SHORT TASK - All lines in the data bearing the string "Legalizaciones" should be identified and copied.
--------------------------------
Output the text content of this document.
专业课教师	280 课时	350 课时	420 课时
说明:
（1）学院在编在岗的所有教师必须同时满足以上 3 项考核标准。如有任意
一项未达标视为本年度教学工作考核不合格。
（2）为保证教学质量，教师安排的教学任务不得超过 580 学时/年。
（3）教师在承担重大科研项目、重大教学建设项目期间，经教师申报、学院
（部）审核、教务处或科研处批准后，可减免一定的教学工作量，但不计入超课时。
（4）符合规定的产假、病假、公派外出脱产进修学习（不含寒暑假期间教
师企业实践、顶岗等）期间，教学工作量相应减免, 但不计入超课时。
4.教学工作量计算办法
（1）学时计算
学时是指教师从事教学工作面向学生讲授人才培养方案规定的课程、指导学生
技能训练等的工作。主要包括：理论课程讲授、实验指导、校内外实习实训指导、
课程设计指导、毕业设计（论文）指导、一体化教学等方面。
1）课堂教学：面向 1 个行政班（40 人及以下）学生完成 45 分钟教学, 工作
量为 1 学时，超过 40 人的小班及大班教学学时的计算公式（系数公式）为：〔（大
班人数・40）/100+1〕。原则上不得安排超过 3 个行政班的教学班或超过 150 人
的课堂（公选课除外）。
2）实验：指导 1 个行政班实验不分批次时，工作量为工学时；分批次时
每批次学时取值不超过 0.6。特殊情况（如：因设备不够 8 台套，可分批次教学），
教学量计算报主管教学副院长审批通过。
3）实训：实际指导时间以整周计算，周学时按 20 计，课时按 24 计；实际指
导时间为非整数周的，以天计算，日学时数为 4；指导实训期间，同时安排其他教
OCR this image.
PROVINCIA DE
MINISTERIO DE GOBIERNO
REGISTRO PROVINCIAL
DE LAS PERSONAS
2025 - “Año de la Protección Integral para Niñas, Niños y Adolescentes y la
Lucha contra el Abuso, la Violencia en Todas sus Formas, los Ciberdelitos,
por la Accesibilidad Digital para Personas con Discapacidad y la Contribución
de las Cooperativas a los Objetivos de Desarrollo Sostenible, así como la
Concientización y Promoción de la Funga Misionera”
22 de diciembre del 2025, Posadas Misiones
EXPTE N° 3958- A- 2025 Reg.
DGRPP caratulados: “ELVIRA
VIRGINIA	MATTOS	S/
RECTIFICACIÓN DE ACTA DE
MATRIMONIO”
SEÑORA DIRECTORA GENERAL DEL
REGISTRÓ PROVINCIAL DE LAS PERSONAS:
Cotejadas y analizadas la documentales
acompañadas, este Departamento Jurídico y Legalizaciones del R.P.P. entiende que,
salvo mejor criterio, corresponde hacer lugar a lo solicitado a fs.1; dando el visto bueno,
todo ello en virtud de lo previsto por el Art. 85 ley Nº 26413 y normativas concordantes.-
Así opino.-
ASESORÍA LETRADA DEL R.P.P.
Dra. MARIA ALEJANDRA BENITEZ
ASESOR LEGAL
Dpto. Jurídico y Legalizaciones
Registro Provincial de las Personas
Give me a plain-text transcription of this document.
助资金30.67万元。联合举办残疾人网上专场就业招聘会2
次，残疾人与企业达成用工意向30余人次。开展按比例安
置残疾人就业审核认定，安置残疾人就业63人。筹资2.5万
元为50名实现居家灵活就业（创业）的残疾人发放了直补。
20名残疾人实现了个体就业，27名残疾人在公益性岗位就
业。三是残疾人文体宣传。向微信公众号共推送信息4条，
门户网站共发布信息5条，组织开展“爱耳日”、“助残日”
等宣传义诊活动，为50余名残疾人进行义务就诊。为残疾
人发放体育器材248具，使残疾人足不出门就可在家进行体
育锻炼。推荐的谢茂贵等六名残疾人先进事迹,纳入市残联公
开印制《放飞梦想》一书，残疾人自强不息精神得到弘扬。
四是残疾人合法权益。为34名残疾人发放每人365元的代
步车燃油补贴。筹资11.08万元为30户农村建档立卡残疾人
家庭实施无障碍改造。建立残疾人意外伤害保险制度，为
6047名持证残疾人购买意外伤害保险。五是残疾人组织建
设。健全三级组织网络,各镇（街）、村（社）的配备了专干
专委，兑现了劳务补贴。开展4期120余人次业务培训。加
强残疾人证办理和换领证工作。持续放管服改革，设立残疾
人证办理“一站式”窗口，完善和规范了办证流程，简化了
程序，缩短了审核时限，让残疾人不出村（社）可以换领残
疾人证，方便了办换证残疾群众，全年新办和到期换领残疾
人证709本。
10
--------------------------------
ANSWER BELOW -
acompañadas, este Departamento Jurídico y Legalizaciones del R.P.P. entiende que,
Dpto. Jurídico y Legalizaciones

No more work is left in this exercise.